---------- Given records

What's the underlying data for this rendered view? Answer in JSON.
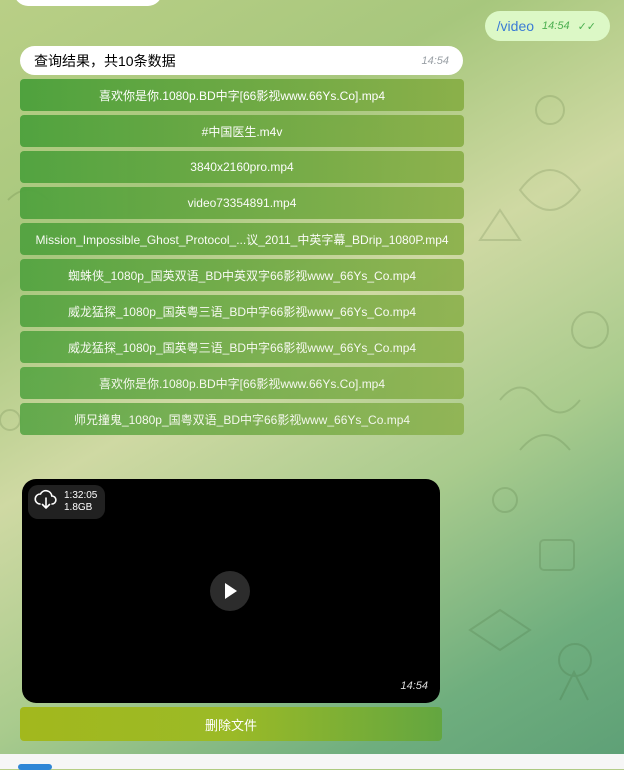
{
  "outgoing": {
    "text": "/video",
    "time": "14:54",
    "status_icon": "double-check-icon"
  },
  "result_msg": {
    "text": "查询结果，共10条数据",
    "time": "14:54"
  },
  "files": [
    "喜欢你是你.1080p.BD中字[66影视www.66Ys.Co].mp4",
    "#中国医生.m4v",
    "3840x2160pro.mp4",
    "video73354891.mp4",
    "Mission_Impossible_Ghost_Protocol_...议_2011_中英字幕_BDrip_1080P.mp4",
    "蜘蛛侠_1080p_国英双语_BD中英双字66影视www_66Ys_Co.mp4",
    "威龙猛探_1080p_国英粤三语_BD中字66影视www_66Ys_Co.mp4",
    "威龙猛探_1080p_国英粤三语_BD中字66影视www_66Ys_Co.mp4",
    "喜欢你是你.1080p.BD中字[66影视www.66Ys.Co].mp4",
    "师兄撞鬼_1080p_国粤双语_BD中字66影视www_66Ys_Co.mp4"
  ],
  "video": {
    "duration": "1:32:05",
    "size": "1.8GB",
    "time": "14:54"
  },
  "delete_label": "删除文件",
  "colors": {
    "button_top": "#4fa23e",
    "button_bottom": "#8bb04a",
    "accent": "#2f86d6"
  }
}
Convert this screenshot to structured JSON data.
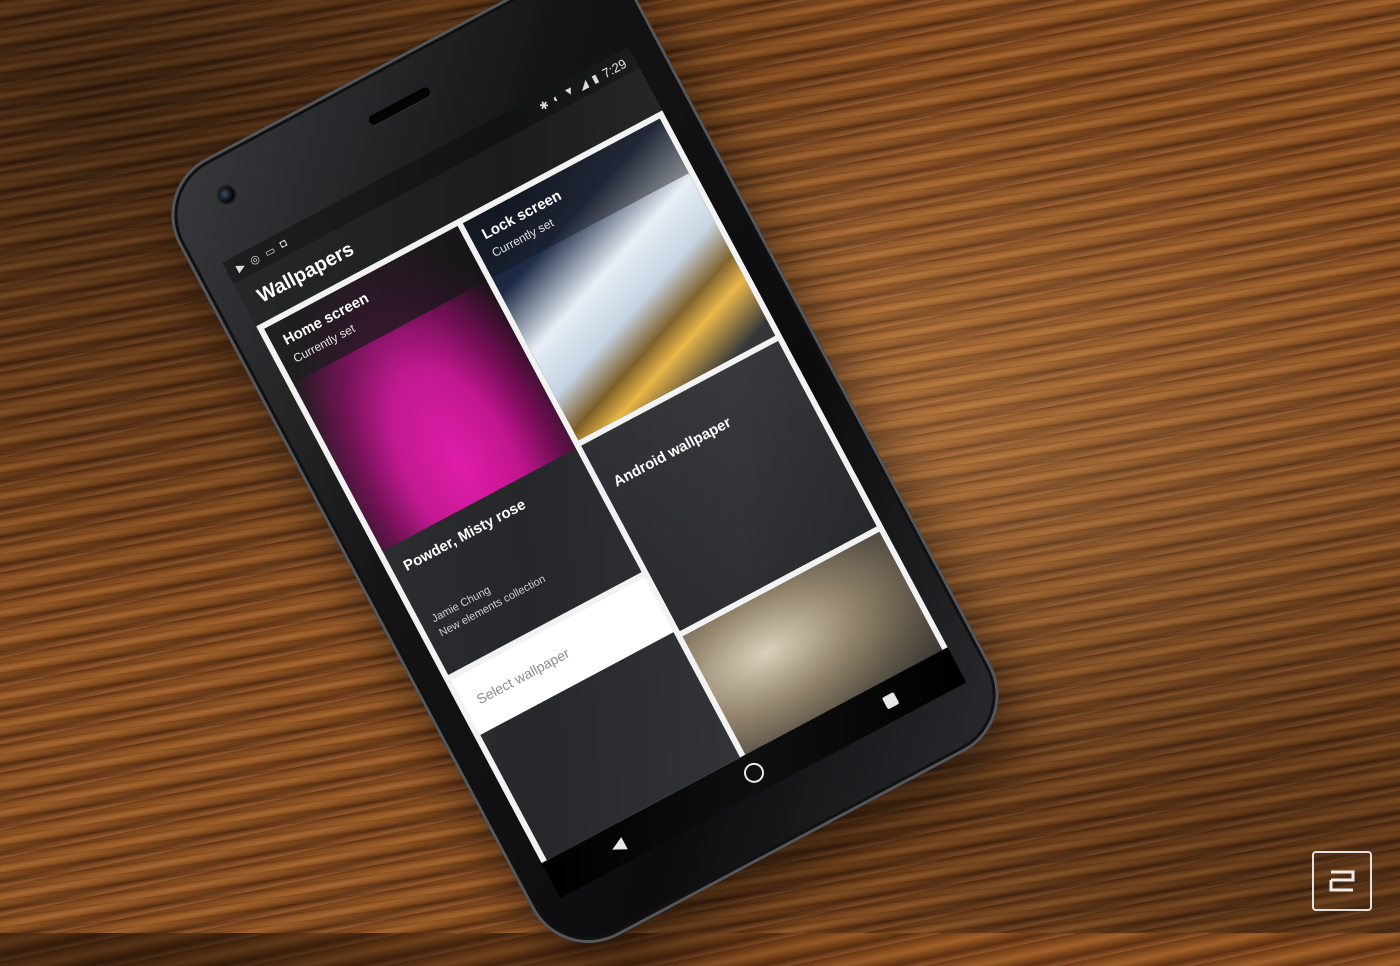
{
  "status_bar": {
    "time": "7:29",
    "left_icons": [
      "youtube-icon",
      "instagram-icon",
      "inbox-icon",
      "bag-icon"
    ],
    "right_icons": [
      "bluetooth-icon",
      "data-saver-icon",
      "wifi-icon",
      "signal-icon",
      "battery-icon"
    ]
  },
  "app_bar": {
    "title": "Wallpapers"
  },
  "tiles": {
    "home": {
      "title": "Home screen",
      "subtitle": "Currently set"
    },
    "lock": {
      "title": "Lock screen",
      "subtitle": "Currently set"
    },
    "current_wallpaper": {
      "title": "Powder, Misty rose",
      "author": "Jamie Chung",
      "collection": "New elements collection"
    },
    "android": {
      "title": "Android wallpaper"
    },
    "select": {
      "label": "Select wallpaper"
    }
  },
  "nav_bar": {
    "items": [
      "back-icon",
      "home-icon",
      "recents-icon"
    ]
  },
  "colors": {
    "accent_pink": "#e01aa8",
    "screen_bg": "#202124",
    "wood": "#8a4d1f"
  },
  "watermark": {
    "name": "engadget-logo"
  }
}
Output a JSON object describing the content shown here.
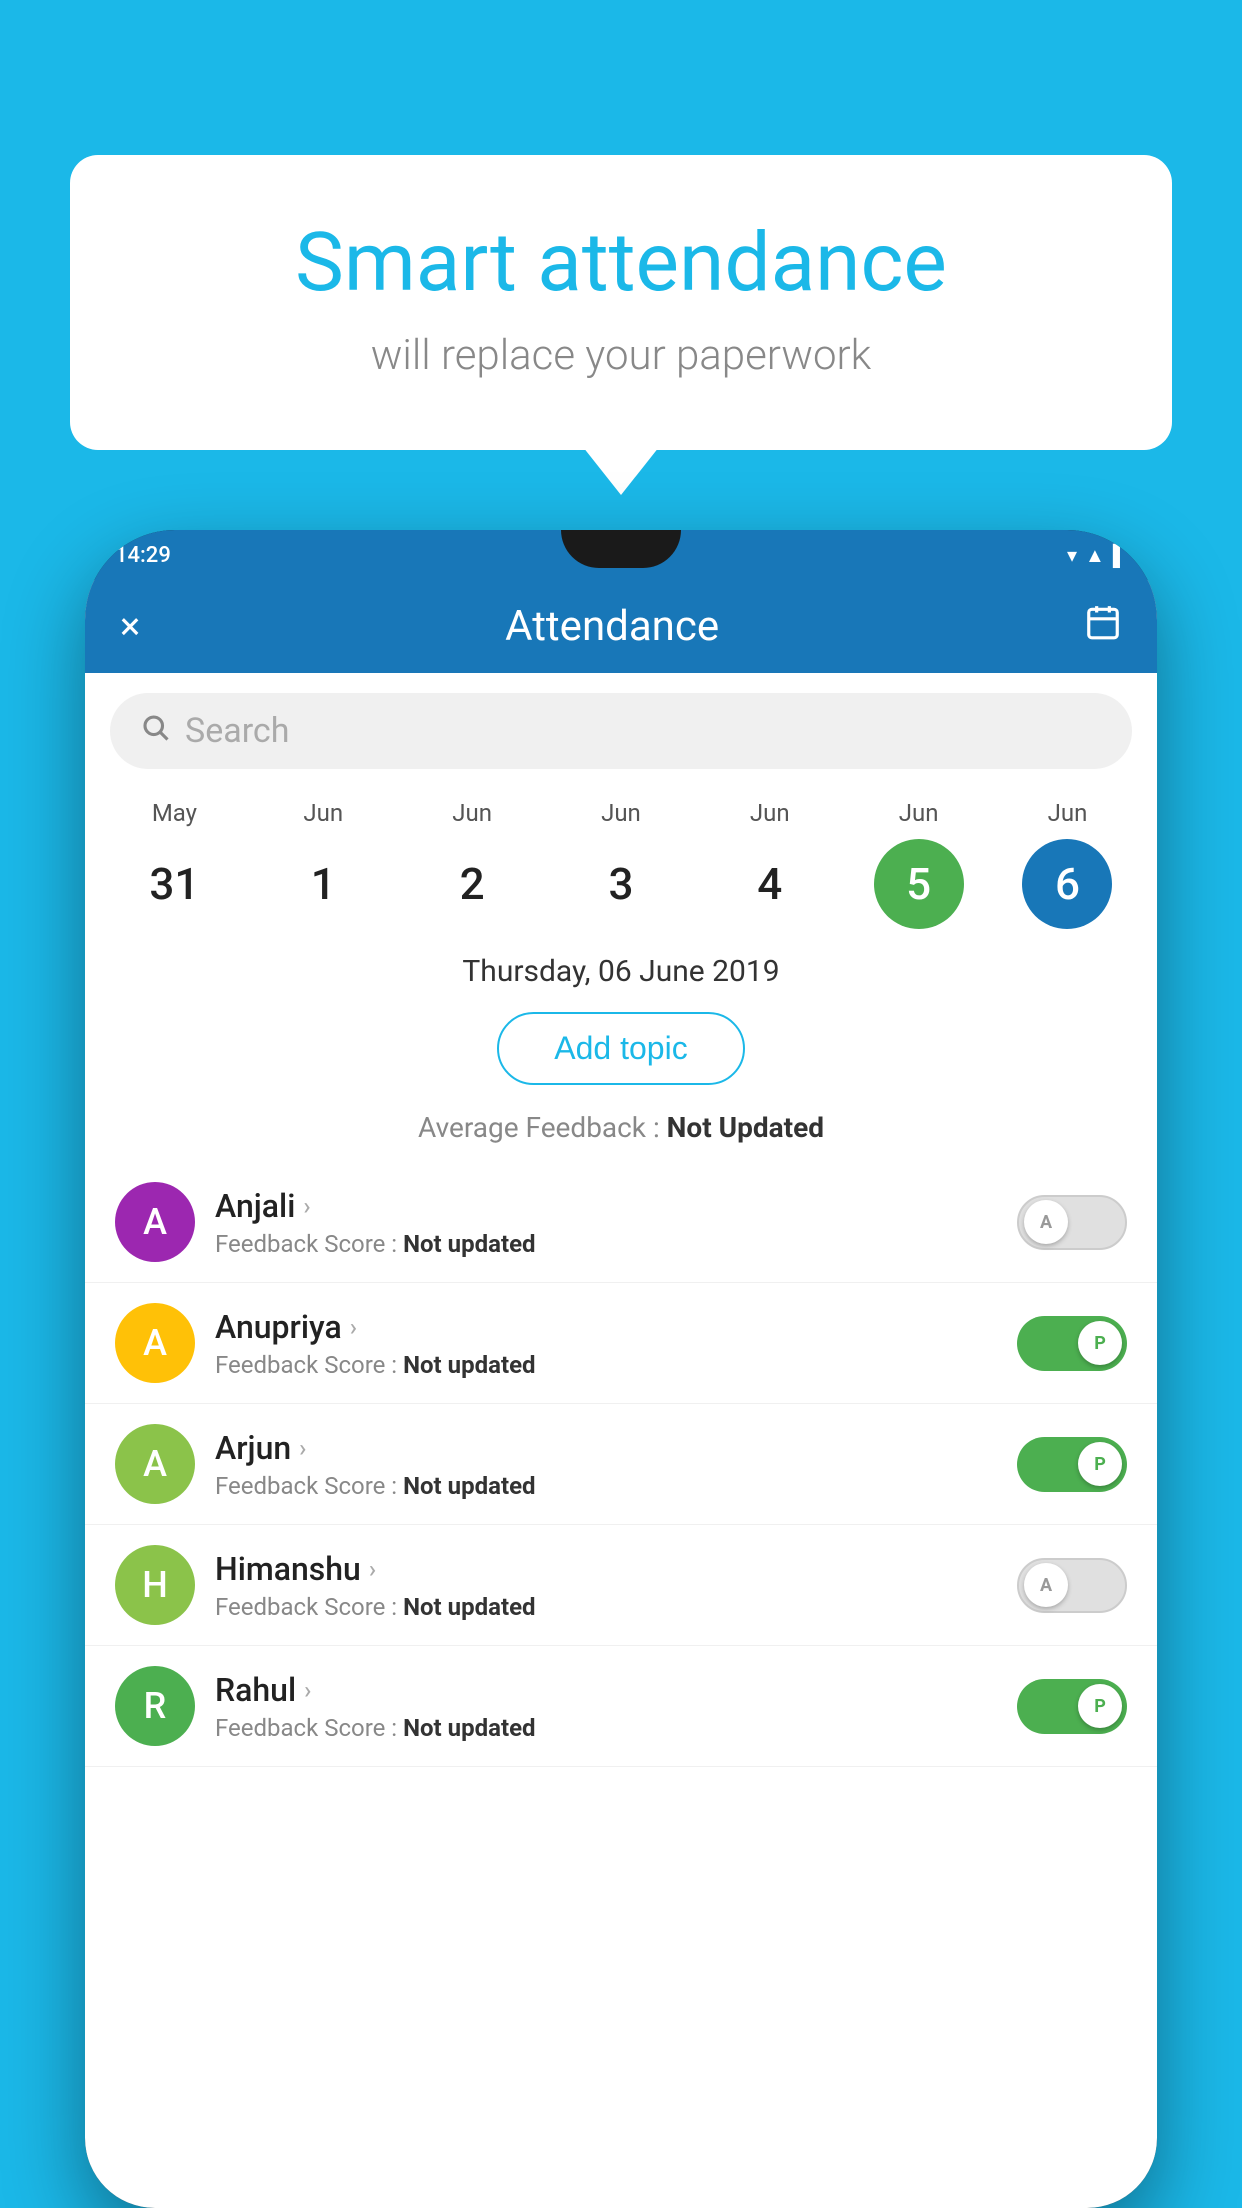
{
  "background_color": "#1BB8E8",
  "speech_bubble": {
    "title": "Smart attendance",
    "subtitle": "will replace your paperwork"
  },
  "phone": {
    "status_bar": {
      "time": "14:29",
      "icons": [
        "▼",
        "▲",
        "▌"
      ]
    },
    "header": {
      "close_label": "×",
      "title": "Attendance",
      "calendar_icon": "📅"
    },
    "search": {
      "placeholder": "Search"
    },
    "calendar": {
      "days": [
        {
          "month": "May",
          "date": "31",
          "highlight": "none"
        },
        {
          "month": "Jun",
          "date": "1",
          "highlight": "none"
        },
        {
          "month": "Jun",
          "date": "2",
          "highlight": "none"
        },
        {
          "month": "Jun",
          "date": "3",
          "highlight": "none"
        },
        {
          "month": "Jun",
          "date": "4",
          "highlight": "none"
        },
        {
          "month": "Jun",
          "date": "5",
          "highlight": "green"
        },
        {
          "month": "Jun",
          "date": "6",
          "highlight": "blue"
        }
      ]
    },
    "selected_date": "Thursday, 06 June 2019",
    "add_topic_label": "Add topic",
    "avg_feedback_label": "Average Feedback : ",
    "avg_feedback_value": "Not Updated",
    "students": [
      {
        "name": "Anjali",
        "avatar_letter": "A",
        "avatar_color": "#9C27B0",
        "score_label": "Feedback Score : ",
        "score_value": "Not updated",
        "toggle_state": "off",
        "toggle_label": "A"
      },
      {
        "name": "Anupriya",
        "avatar_letter": "A",
        "avatar_color": "#FFC107",
        "score_label": "Feedback Score : ",
        "score_value": "Not updated",
        "toggle_state": "on",
        "toggle_label": "P"
      },
      {
        "name": "Arjun",
        "avatar_letter": "A",
        "avatar_color": "#8BC34A",
        "score_label": "Feedback Score : ",
        "score_value": "Not updated",
        "toggle_state": "on",
        "toggle_label": "P"
      },
      {
        "name": "Himanshu",
        "avatar_letter": "H",
        "avatar_color": "#8BC34A",
        "score_label": "Feedback Score : ",
        "score_value": "Not updated",
        "toggle_state": "off",
        "toggle_label": "A"
      },
      {
        "name": "Rahul",
        "avatar_letter": "R",
        "avatar_color": "#4CAF50",
        "score_label": "Feedback Score : ",
        "score_value": "Not updated",
        "toggle_state": "on",
        "toggle_label": "P"
      }
    ]
  }
}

--------------------

## Task to carry out
Pick out all the lines with the word "data" in them and copy them.

## Correct output
What's the underlying data for this rendered view? Answer in JSON.
Convert this screenshot to structured JSON data.
      "data-saver-icon",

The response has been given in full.